(Figure collection entries)
....

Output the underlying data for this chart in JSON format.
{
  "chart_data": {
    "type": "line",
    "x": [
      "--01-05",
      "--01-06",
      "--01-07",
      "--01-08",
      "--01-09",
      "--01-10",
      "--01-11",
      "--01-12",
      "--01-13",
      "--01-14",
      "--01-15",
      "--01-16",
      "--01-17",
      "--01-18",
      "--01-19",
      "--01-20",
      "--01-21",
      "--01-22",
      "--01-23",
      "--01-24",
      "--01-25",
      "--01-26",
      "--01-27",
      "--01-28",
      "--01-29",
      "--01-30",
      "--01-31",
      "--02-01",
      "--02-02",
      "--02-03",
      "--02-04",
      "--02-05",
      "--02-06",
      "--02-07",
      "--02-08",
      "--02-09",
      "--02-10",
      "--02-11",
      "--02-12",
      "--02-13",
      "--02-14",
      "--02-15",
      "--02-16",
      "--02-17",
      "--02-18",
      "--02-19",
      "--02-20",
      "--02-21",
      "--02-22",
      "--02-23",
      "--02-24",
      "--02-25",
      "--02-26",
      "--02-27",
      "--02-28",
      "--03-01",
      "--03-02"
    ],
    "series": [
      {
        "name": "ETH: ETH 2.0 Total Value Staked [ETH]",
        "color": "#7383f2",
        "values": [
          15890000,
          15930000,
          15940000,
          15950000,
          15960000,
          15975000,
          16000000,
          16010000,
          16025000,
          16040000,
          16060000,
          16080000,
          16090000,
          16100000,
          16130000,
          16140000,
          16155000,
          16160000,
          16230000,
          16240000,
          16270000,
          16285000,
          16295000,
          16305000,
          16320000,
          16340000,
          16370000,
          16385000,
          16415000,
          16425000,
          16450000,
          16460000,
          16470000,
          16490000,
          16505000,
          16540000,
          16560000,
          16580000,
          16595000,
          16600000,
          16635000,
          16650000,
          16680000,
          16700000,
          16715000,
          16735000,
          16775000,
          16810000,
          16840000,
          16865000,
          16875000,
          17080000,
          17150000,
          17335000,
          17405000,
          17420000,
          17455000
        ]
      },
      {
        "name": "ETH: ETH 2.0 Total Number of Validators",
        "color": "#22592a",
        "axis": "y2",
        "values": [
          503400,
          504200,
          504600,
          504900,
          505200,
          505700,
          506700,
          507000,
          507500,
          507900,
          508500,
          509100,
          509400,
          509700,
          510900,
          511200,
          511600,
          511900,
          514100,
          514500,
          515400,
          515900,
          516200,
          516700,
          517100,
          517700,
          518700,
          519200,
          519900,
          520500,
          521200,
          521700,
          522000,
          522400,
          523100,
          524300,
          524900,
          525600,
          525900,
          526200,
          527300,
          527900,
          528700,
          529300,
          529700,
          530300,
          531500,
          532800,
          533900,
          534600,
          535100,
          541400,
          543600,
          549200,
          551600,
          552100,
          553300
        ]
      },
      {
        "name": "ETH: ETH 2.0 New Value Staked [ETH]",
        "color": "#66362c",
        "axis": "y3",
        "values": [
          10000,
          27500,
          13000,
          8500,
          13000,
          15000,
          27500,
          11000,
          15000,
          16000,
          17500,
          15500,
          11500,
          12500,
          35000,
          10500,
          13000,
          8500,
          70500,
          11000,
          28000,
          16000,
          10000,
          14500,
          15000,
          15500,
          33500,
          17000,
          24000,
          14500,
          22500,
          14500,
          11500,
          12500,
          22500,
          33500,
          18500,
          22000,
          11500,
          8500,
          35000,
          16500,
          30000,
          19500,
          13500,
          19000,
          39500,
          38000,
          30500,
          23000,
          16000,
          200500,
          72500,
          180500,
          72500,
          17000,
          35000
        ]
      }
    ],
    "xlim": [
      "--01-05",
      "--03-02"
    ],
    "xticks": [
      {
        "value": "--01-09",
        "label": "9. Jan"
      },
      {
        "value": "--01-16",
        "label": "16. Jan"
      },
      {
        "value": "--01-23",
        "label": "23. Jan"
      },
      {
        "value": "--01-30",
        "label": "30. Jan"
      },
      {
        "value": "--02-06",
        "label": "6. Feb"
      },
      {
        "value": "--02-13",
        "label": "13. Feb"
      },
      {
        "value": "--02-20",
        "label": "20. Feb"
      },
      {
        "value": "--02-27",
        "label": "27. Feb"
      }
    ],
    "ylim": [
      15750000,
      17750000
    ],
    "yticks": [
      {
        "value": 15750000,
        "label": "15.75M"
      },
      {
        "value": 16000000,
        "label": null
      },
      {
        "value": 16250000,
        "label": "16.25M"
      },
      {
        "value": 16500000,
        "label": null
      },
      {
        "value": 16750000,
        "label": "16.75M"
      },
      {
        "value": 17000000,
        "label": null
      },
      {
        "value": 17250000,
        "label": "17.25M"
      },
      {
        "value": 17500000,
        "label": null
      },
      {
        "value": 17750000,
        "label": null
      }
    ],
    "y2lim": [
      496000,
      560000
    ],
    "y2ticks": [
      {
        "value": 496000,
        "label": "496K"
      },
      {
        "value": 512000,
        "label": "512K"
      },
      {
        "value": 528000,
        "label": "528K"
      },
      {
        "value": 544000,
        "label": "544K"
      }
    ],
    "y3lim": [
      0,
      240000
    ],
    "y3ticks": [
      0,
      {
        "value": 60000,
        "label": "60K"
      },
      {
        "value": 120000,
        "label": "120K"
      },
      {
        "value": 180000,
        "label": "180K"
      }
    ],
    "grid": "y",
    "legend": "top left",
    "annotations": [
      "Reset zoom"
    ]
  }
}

....

The task:
Give only the number of lines in the listing above that include the string "name".

Output of the exercise:
3